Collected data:
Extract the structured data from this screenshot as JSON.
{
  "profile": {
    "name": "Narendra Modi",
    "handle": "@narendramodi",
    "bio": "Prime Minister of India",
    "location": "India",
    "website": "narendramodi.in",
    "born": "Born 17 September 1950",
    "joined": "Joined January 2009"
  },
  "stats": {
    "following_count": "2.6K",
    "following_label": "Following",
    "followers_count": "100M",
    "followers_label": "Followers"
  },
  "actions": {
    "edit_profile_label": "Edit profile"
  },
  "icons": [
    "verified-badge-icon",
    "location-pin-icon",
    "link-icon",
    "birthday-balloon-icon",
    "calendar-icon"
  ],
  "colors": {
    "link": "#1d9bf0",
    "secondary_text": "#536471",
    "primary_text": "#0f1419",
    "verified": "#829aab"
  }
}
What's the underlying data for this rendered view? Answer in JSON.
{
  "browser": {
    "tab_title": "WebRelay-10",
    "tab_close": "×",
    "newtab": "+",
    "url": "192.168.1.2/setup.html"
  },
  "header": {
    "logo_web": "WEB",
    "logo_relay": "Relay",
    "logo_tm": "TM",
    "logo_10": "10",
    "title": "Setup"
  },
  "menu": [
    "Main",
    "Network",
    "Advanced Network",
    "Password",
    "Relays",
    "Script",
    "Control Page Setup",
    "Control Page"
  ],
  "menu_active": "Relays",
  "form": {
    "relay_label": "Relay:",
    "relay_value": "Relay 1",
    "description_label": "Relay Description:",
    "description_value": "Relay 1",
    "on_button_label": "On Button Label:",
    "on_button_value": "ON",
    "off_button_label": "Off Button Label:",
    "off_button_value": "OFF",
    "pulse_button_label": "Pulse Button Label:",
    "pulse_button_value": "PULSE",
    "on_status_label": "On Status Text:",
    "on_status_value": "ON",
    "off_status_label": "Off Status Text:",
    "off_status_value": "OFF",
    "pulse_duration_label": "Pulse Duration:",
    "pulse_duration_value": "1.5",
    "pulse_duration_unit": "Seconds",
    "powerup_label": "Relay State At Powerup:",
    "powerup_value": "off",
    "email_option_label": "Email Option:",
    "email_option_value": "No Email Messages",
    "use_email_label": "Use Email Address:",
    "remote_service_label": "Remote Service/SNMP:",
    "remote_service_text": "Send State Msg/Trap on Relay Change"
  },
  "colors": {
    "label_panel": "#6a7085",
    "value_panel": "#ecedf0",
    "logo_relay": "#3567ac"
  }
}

(What to produce): Extract every line above containing the word "State".

(Correct answer):
    "powerup_label": "Relay State At Powerup:",
    "remote_service_text": "Send State Msg/Trap on Relay Change"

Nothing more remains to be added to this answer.